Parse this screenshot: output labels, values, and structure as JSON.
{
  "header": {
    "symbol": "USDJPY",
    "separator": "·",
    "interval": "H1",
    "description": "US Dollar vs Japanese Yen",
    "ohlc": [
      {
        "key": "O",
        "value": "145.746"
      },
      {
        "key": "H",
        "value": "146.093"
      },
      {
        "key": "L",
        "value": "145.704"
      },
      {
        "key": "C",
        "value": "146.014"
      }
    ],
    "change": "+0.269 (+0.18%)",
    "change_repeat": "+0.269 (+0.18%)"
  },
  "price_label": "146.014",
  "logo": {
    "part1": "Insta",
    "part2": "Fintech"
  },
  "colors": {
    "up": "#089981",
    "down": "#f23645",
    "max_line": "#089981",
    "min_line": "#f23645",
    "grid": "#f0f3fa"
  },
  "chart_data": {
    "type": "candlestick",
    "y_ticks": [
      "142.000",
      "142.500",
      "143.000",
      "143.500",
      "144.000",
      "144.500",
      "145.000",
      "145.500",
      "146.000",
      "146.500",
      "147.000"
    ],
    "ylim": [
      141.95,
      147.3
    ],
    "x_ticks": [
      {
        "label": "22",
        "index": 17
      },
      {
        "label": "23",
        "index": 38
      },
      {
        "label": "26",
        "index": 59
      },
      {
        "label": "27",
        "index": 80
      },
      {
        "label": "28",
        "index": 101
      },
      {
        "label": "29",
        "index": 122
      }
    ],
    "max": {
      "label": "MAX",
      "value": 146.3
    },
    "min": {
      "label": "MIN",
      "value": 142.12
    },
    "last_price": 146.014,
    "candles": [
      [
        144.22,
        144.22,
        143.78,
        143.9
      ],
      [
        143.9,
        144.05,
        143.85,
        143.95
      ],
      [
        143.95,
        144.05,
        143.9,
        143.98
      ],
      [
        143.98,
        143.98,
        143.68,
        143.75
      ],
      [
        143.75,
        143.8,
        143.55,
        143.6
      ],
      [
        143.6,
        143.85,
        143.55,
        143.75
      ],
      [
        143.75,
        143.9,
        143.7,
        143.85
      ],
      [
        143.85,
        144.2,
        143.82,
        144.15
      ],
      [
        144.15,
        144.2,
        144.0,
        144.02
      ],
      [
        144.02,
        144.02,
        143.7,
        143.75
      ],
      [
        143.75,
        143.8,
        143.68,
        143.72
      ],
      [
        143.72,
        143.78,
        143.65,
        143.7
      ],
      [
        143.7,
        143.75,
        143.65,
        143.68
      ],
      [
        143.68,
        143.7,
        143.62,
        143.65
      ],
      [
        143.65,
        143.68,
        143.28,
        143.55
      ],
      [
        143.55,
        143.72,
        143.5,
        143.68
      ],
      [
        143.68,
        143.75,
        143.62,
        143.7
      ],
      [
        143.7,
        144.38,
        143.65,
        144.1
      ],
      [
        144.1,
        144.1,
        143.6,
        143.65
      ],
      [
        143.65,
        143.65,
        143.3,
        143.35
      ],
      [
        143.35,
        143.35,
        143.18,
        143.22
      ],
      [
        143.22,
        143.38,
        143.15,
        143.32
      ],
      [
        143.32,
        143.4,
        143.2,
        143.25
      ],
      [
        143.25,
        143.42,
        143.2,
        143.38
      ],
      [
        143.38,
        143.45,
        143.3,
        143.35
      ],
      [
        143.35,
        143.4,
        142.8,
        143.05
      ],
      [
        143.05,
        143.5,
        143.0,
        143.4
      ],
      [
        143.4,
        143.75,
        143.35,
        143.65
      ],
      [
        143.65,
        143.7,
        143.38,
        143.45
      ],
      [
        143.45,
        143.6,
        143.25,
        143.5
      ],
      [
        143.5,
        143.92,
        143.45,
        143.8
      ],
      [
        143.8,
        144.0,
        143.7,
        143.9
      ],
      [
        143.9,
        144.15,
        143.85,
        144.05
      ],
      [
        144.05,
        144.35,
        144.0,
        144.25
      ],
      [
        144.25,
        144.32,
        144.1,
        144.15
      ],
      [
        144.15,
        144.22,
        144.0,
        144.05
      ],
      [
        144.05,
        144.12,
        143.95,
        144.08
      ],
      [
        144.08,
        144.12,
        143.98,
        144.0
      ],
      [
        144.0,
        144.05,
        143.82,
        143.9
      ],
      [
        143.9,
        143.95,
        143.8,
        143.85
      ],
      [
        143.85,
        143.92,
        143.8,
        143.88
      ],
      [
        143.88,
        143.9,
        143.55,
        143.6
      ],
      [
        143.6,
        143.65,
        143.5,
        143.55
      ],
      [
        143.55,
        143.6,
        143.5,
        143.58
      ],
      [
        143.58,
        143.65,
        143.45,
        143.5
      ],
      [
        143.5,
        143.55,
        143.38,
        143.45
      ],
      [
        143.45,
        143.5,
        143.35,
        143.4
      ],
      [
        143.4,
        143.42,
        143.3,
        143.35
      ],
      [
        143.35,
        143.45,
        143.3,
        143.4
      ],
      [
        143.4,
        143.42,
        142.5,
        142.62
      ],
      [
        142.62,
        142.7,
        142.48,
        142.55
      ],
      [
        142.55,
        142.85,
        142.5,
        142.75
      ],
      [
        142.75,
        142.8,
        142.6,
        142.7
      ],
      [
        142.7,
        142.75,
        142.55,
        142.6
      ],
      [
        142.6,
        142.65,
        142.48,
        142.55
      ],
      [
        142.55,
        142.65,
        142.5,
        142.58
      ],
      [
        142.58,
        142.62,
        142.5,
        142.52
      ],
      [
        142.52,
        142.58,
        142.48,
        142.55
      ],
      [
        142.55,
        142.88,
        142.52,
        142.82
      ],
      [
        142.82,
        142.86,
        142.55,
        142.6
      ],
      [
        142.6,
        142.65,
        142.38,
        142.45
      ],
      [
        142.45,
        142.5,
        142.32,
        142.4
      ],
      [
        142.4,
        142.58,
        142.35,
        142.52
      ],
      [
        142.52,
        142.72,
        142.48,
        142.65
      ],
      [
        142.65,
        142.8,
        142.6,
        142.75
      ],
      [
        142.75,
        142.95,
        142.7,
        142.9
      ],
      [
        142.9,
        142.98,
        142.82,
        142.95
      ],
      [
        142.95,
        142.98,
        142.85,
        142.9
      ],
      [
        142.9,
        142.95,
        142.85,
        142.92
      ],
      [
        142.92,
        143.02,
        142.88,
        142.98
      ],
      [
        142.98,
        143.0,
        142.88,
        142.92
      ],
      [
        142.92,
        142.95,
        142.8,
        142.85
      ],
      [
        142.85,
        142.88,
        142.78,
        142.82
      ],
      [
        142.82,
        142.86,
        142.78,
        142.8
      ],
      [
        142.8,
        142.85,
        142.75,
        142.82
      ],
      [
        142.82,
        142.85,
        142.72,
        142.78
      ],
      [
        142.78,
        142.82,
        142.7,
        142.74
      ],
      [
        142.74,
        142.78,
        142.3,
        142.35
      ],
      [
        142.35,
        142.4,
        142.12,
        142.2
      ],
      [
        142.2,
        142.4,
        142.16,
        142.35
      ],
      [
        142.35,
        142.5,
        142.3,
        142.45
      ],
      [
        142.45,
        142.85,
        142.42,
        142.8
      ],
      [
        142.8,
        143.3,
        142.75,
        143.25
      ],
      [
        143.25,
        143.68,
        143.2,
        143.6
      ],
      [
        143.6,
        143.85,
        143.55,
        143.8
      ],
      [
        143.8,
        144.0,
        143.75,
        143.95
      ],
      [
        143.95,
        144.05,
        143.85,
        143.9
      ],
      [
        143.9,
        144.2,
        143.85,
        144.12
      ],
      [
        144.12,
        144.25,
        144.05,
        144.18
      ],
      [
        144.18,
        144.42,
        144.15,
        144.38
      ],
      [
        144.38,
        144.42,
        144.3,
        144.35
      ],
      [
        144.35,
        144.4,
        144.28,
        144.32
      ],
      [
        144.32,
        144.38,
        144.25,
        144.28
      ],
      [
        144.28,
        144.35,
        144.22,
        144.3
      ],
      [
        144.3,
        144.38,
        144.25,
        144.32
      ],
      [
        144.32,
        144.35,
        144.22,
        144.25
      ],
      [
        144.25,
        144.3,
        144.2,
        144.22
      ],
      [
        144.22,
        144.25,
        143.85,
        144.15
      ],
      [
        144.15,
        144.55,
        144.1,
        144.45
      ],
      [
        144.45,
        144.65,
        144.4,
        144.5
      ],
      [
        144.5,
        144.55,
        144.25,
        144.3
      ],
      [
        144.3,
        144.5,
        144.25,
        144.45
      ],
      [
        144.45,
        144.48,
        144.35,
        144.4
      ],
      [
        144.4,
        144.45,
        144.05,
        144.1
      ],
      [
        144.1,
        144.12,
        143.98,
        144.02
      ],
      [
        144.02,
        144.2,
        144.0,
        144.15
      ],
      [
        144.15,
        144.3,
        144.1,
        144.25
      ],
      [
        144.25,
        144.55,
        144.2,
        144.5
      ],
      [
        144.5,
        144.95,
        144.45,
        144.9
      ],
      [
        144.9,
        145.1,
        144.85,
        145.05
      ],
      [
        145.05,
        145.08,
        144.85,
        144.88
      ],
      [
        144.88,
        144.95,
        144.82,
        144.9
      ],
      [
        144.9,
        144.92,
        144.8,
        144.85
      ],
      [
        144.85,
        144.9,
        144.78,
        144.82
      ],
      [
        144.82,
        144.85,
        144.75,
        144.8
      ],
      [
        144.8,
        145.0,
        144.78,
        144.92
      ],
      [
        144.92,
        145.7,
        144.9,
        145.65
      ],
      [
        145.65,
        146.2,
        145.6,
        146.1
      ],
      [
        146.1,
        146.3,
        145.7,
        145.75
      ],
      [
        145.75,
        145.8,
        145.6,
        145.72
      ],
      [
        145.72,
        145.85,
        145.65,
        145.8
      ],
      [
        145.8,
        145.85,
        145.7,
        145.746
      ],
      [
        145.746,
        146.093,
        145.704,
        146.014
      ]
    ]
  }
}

◆ ◆ ◆ ◆ ◆

> **What you need to do**: Gather each line in the data that holds the string "index".

> **Exercise answer**:
        "index": 17
        "index": 38
        "index": 59
        "index": 80
        "index": 101
        "index": 122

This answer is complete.